» ROWS
┌──

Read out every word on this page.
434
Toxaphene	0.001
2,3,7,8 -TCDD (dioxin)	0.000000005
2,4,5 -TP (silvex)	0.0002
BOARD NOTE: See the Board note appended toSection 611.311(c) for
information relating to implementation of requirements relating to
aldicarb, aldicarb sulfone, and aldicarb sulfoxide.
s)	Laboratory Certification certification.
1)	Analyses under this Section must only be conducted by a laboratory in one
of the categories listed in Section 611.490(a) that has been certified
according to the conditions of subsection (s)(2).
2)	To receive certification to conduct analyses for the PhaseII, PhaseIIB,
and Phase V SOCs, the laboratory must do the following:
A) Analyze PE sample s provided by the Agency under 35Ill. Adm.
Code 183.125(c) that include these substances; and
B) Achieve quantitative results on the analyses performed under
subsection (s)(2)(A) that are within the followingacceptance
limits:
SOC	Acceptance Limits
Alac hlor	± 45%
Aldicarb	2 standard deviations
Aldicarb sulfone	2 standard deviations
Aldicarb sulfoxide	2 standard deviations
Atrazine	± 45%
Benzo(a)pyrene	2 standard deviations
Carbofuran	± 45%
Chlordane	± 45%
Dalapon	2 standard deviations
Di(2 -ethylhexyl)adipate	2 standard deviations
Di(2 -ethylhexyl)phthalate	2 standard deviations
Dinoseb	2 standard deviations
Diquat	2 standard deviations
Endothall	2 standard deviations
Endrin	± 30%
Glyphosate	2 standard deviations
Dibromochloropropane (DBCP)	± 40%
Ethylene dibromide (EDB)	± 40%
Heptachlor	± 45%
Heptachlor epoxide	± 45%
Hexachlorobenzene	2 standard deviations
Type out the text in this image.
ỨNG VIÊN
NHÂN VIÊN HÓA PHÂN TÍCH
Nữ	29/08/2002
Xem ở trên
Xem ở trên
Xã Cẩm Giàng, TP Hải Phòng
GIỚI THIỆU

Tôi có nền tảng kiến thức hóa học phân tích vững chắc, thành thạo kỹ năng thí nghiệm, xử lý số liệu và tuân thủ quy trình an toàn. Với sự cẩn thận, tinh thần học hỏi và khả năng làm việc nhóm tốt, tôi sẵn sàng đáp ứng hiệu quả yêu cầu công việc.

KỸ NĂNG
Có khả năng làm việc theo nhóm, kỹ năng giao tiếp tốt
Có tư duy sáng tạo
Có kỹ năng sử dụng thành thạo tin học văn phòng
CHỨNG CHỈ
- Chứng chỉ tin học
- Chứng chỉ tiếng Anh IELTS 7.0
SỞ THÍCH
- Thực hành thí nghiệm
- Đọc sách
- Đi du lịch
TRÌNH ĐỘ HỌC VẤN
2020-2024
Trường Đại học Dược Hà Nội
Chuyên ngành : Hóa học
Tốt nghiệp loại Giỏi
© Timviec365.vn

└──

» WHAT YOU HAVE TO DO
Each record must be repeated exactly as it is.

» ANSWER IN FULL
Read out every word on this page.
434
Toxaphene	0.001
2,3,7,8 -TCDD (dioxin)	0.000000005
2,4,5 -TP (silvex)	0.0002
BOARD NOTE: See the Board note appended toSection 611.311(c) for
information relating to implementation of requirements relating to
aldicarb, aldicarb sulfone, and aldicarb sulfoxide.
s)	Laboratory Certification certification.
1)	Analyses under this Section must only be conducted by a laboratory in one
of the categories listed in Section 611.490(a) that has been certified
according to the conditions of subsection (s)(2).
2)	To receive certification to conduct analyses for the PhaseII, PhaseIIB,
and Phase V SOCs, the laboratory must do the following:
A) Analyze PE sample s provided by the Agency under 35Ill. Adm.
Code 183.125(c) that include these substances; and
B) Achieve quantitative results on the analyses performed under
subsection (s)(2)(A) that are within the followingacceptance
limits:
SOC	Acceptance Limits
Alac hlor	± 45%
Aldicarb	2 standard deviations
Aldicarb sulfone	2 standard deviations
Aldicarb sulfoxide	2 standard deviations
Atrazine	± 45%
Benzo(a)pyrene	2 standard deviations
Carbofuran	± 45%
Chlordane	± 45%
Dalapon	2 standard deviations
Di(2 -ethylhexyl)adipate	2 standard deviations
Di(2 -ethylhexyl)phthalate	2 standard deviations
Dinoseb	2 standard deviations
Diquat	2 standard deviations
Endothall	2 standard deviations
Endrin	± 30%
Glyphosate	2 standard deviations
Dibromochloropropane (DBCP)	± 40%
Ethylene dibromide (EDB)	± 40%
Heptachlor	± 45%
Heptachlor epoxide	± 45%
Hexachlorobenzene	2 standard deviations
Type out the text in this image.
ỨNG VIÊN
NHÂN VIÊN HÓA PHÂN TÍCH
Nữ	29/08/2002
Xem ở trên
Xem ở trên
Xã Cẩm Giàng, TP Hải Phòng
GIỚI THIỆU

Tôi có nền tảng kiến thức hóa học phân tích vững chắc, thành thạo kỹ năng thí nghiệm, xử lý số liệu và tuân thủ quy trình an toàn. Với sự cẩn thận, tinh thần học hỏi và khả năng làm việc nhóm tốt, tôi sẵn sàng đáp ứng hiệu quả yêu cầu công việc.

KỸ NĂNG
Có khả năng làm việc theo nhóm, kỹ năng giao tiếp tốt
Có tư duy sáng tạo
Có kỹ năng sử dụng thành thạo tin học văn phòng
CHỨNG CHỈ
- Chứng chỉ tin học
- Chứng chỉ tiếng Anh IELTS 7.0
SỞ THÍCH
- Thực hành thí nghiệm
- Đọc sách
- Đi du lịch
TRÌNH ĐỘ HỌC VẤN
2020-2024
Trường Đại học Dược Hà Nội
Chuyên ngành : Hóa học
Tốt nghiệp loại Giỏi
© Timviec365.vn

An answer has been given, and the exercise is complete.